==== DATASET ====

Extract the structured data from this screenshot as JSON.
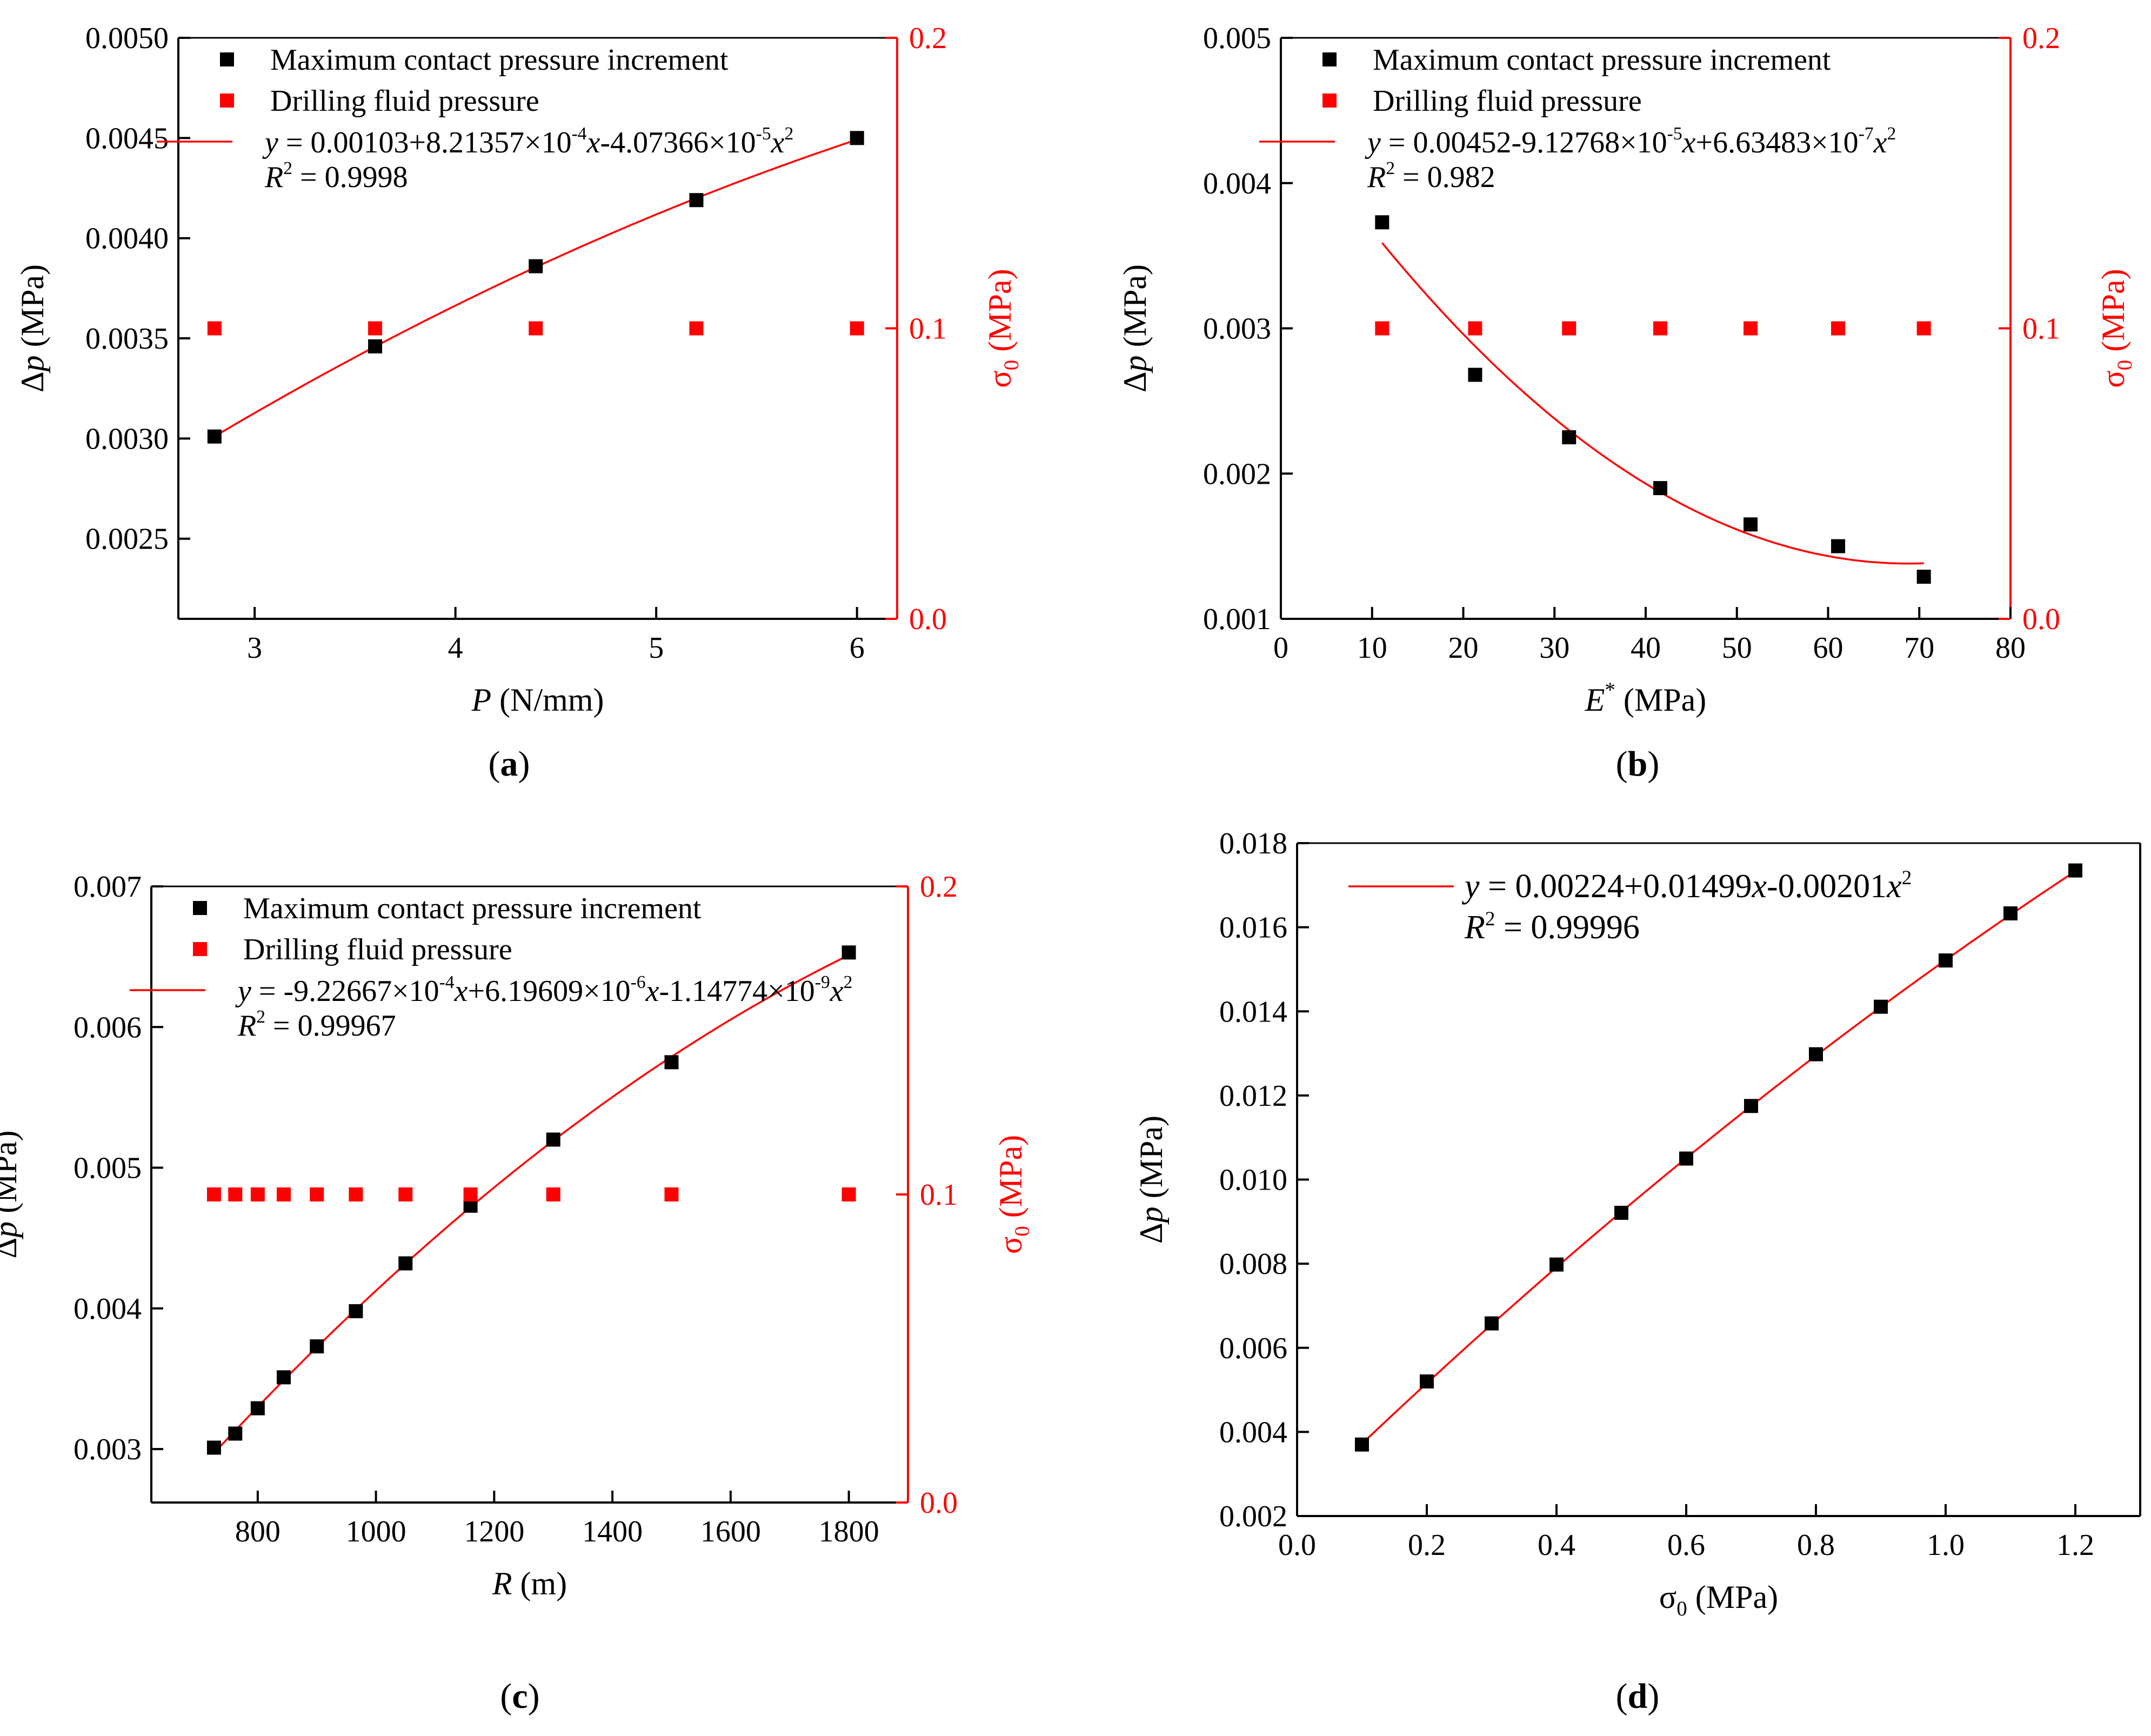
{
  "colors": {
    "axis": "#000000",
    "black_series": "#000000",
    "red_series": "#ff0000",
    "fit_line": "#ff0000"
  },
  "chart_data": [
    {
      "panel": "a",
      "caption": "(a)",
      "type": "scatter",
      "xlabel": {
        "var": "P",
        "unit": " (N/mm)"
      },
      "ylabel": {
        "delta": "Δ",
        "var": "p",
        "unit": " (MPa)"
      },
      "y2label": {
        "sym": "σ",
        "sub": "0",
        "unit": " (MPa)"
      },
      "xlim": [
        2.62,
        6.2
      ],
      "ylim": [
        0.0021,
        0.005
      ],
      "y2lim": [
        0,
        0.2
      ],
      "xticks": [
        3,
        4,
        5,
        6
      ],
      "xticklabels": [
        "3",
        "4",
        "5",
        "6"
      ],
      "yticks": [
        0.0025,
        0.003,
        0.0035,
        0.004,
        0.0045,
        0.005
      ],
      "yticklabels": [
        "0.0025",
        "0.0030",
        "0.0035",
        "0.0040",
        "0.0045",
        "0.0050"
      ],
      "y2ticks": [
        0,
        0.1,
        0.2
      ],
      "y2ticklabels": [
        "0.0",
        "0.1",
        "0.2"
      ],
      "series": [
        {
          "name": "Maximum contact pressure increment",
          "color": "#000000",
          "axis": "left",
          "x": [
            2.8,
            3.6,
            4.4,
            5.2,
            6.0
          ],
          "y": [
            0.00301,
            0.00346,
            0.00386,
            0.00419,
            0.0045
          ]
        },
        {
          "name": "Drilling fluid pressure",
          "color": "#ff0000",
          "axis": "right",
          "x": [
            2.8,
            3.6,
            4.4,
            5.2,
            6.0
          ],
          "y": [
            0.1,
            0.1,
            0.1,
            0.1,
            0.1
          ]
        }
      ],
      "fit": {
        "coef": [
          0.00103,
          0.000821357,
          -4.07366e-05
        ],
        "xrange": [
          2.8,
          6.0
        ],
        "eq": {
          "lead": "y",
          "p1": " = 0.00103+8.21357×10",
          "s1": "-4",
          "v1": "x",
          "p2": "-4.07366×10",
          "s2": "-5",
          "v2": "x",
          "s3": "2"
        },
        "r2": {
          "lead": "R",
          "sup": "2",
          "rest": " = 0.9998"
        }
      }
    },
    {
      "panel": "b",
      "caption": "(b)",
      "type": "scatter",
      "xlabel": {
        "var": "E",
        "sup": "*",
        "unit": " (MPa)"
      },
      "ylabel": {
        "delta": "Δ",
        "var": "p",
        "unit": " (MPa)"
      },
      "y2label": {
        "sym": "σ",
        "sub": "0",
        "unit": " (MPa)"
      },
      "xlim": [
        0,
        80
      ],
      "ylim": [
        0.001,
        0.005
      ],
      "y2lim": [
        0,
        0.2
      ],
      "xticks": [
        0,
        10,
        20,
        30,
        40,
        50,
        60,
        70,
        80
      ],
      "xticklabels": [
        "0",
        "10",
        "20",
        "30",
        "40",
        "50",
        "60",
        "70",
        "80"
      ],
      "yticks": [
        0.001,
        0.002,
        0.003,
        0.004,
        0.005
      ],
      "yticklabels": [
        "0.001",
        "0.002",
        "0.003",
        "0.004",
        "0.005"
      ],
      "y2ticks": [
        0,
        0.1,
        0.2
      ],
      "y2ticklabels": [
        "0.0",
        "0.1",
        "0.2"
      ],
      "series": [
        {
          "name": "Maximum contact pressure increment",
          "color": "#000000",
          "axis": "left",
          "x": [
            11.1,
            21.3,
            31.6,
            41.6,
            51.5,
            61.1,
            70.5
          ],
          "y": [
            0.00373,
            0.00268,
            0.00225,
            0.0019,
            0.00165,
            0.0015,
            0.00129
          ]
        },
        {
          "name": "Drilling fluid pressure",
          "color": "#ff0000",
          "axis": "right",
          "x": [
            11.1,
            21.3,
            31.6,
            41.6,
            51.5,
            61.1,
            70.5
          ],
          "y": [
            0.1,
            0.1,
            0.1,
            0.1,
            0.1,
            0.1,
            0.1
          ]
        }
      ],
      "fit": {
        "coef": [
          0.00452,
          -9.12768e-05,
          6.63483e-07
        ],
        "xrange": [
          11.1,
          70.5
        ],
        "eq": {
          "lead": "y",
          "p1": " = 0.00452-9.12768×10",
          "s1": "-5",
          "v1": "x",
          "p2": "+6.63483×10",
          "s2": "-7",
          "v2": "x",
          "s3": "2"
        },
        "r2": {
          "lead": "R",
          "sup": "2",
          "rest": " = 0.982"
        }
      }
    },
    {
      "panel": "c",
      "caption": "(c)",
      "type": "scatter",
      "xlabel": {
        "var": "R",
        "unit": " (m)"
      },
      "ylabel": {
        "delta": "Δ",
        "var": "p",
        "unit": " (MPa)"
      },
      "y2label": {
        "sym": "σ",
        "sub": "0",
        "unit": " (MPa)"
      },
      "xlim": [
        620,
        1900
      ],
      "ylim": [
        0.00262,
        0.007
      ],
      "y2lim": [
        0,
        0.2
      ],
      "xticks": [
        800,
        1000,
        1200,
        1400,
        1600,
        1800
      ],
      "xticklabels": [
        "800",
        "1000",
        "1200",
        "1400",
        "1600",
        "1800"
      ],
      "yticks": [
        0.003,
        0.004,
        0.005,
        0.006,
        0.007
      ],
      "yticklabels": [
        "0.003",
        "0.004",
        "0.005",
        "0.006",
        "0.007"
      ],
      "y2ticks": [
        0,
        0.1,
        0.2
      ],
      "y2ticklabels": [
        "0.0",
        "0.1",
        "0.2"
      ],
      "series": [
        {
          "name": "Maximum contact pressure increment",
          "color": "#000000",
          "axis": "left",
          "x": [
            726,
            762,
            800,
            844,
            900,
            966,
            1050,
            1160,
            1300,
            1500,
            1800
          ],
          "y": [
            0.00301,
            0.00311,
            0.00329,
            0.00351,
            0.00373,
            0.00398,
            0.00432,
            0.00473,
            0.0052,
            0.00575,
            0.00653
          ]
        },
        {
          "name": "Drilling fluid pressure",
          "color": "#ff0000",
          "axis": "right",
          "x": [
            726,
            762,
            800,
            844,
            900,
            966,
            1050,
            1160,
            1300,
            1500,
            1800
          ],
          "y": [
            0.1,
            0.1,
            0.1,
            0.1,
            0.1,
            0.1,
            0.1,
            0.1,
            0.1,
            0.1,
            0.1
          ]
        }
      ],
      "fit": {
        "coef": [
          -0.000922667,
          6.19609e-06,
          -1.14774e-09
        ],
        "xrange": [
          726,
          1800
        ],
        "eq": {
          "lead": "y",
          "p1": " = -9.22667×10",
          "s1": "-4",
          "v1": "x",
          "p2": "+6.19609×10",
          "s2": "-6",
          "v2": "x",
          "p3": "-1.14774×10",
          "s4": "-9",
          "v3": "x",
          "s3": "2"
        },
        "r2": {
          "lead": "R",
          "sup": "2",
          "rest": " = 0.99967"
        }
      }
    },
    {
      "panel": "d",
      "caption": "(d)",
      "type": "scatter",
      "xlabel": {
        "sym": "σ",
        "sub": "0",
        "unit": " (MPa)"
      },
      "ylabel": {
        "delta": "Δ",
        "var": "p",
        "unit": " (MPa)"
      },
      "xlim": [
        0,
        1.3
      ],
      "ylim": [
        0.002,
        0.018
      ],
      "xticks": [
        0,
        0.2,
        0.4,
        0.6,
        0.8,
        1.0,
        1.2
      ],
      "xticklabels": [
        "0.0",
        "0.2",
        "0.4",
        "0.6",
        "0.8",
        "1.0",
        "1.2"
      ],
      "yticks": [
        0.002,
        0.004,
        0.006,
        0.008,
        0.01,
        0.012,
        0.014,
        0.016,
        0.018
      ],
      "yticklabels": [
        "0.002",
        "0.004",
        "0.006",
        "0.008",
        "0.010",
        "0.012",
        "0.014",
        "0.016",
        "0.018"
      ],
      "series": [
        {
          "name": "Maximum contact pressure increment",
          "color": "#000000",
          "axis": "left",
          "x": [
            0.1,
            0.2,
            0.3,
            0.4,
            0.5,
            0.6,
            0.7,
            0.8,
            0.9,
            1.0,
            1.1,
            1.2
          ],
          "y": [
            0.0037,
            0.0052,
            0.00658,
            0.00798,
            0.00921,
            0.0105,
            0.01175,
            0.01298,
            0.01411,
            0.01521,
            0.01633,
            0.01735
          ]
        }
      ],
      "fit": {
        "coef": [
          0.00224,
          0.01499,
          -0.00201
        ],
        "xrange": [
          0.1,
          1.2
        ],
        "eq": {
          "lead": "y",
          "p1": " = 0.00224+0.01499",
          "v1": "x",
          "p2": "-0.00201",
          "v2": "x",
          "s3": "2"
        },
        "r2": {
          "lead": "R",
          "sup": "2",
          "rest": " = 0.99996"
        }
      }
    }
  ]
}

====

**THE REQUEST**: Pull out every line in the material above where "rest" occurs.

**ANSWER**:
          "rest": " = 0.9998"
          "rest": " = 0.982"
          "rest": " = 0.99967"
          "rest": " = 0.99996"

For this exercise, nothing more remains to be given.